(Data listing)
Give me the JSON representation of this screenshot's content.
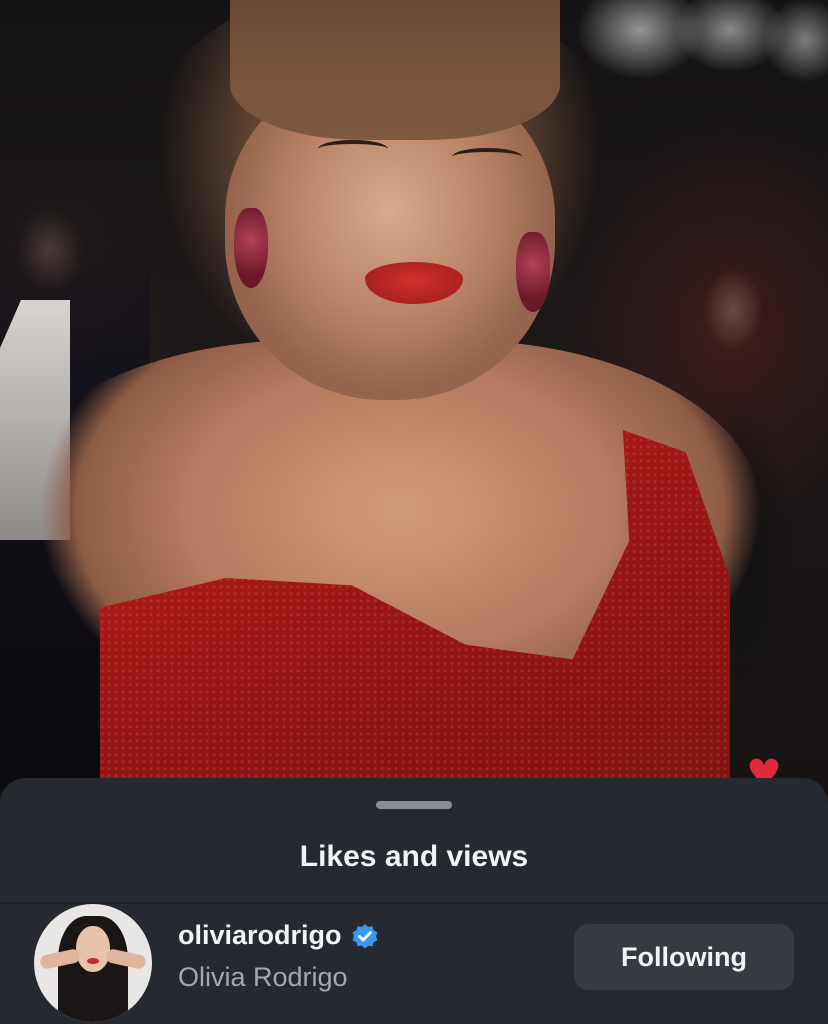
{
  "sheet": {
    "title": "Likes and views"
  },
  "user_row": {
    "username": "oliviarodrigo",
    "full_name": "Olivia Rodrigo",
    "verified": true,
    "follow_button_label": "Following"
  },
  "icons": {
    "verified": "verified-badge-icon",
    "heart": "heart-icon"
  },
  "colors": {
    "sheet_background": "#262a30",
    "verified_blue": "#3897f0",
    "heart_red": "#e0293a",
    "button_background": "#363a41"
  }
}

PROBLEM DETAILS: Return the listing above word for word, with the pictures removed.

CORRECT ANSWER:
Give me the JSON representation of this screenshot's content.
{
  "sheet": {
    "title": "Likes and views"
  },
  "user_row": {
    "username": "oliviarodrigo",
    "full_name": "Olivia Rodrigo",
    "verified": true,
    "follow_button_label": "Following"
  },
  "icons": {
    "verified": "verified-badge-icon",
    "heart": "heart-icon"
  },
  "colors": {
    "sheet_background": "#262a30",
    "verified_blue": "#3897f0",
    "heart_red": "#e0293a",
    "button_background": "#363a41"
  }
}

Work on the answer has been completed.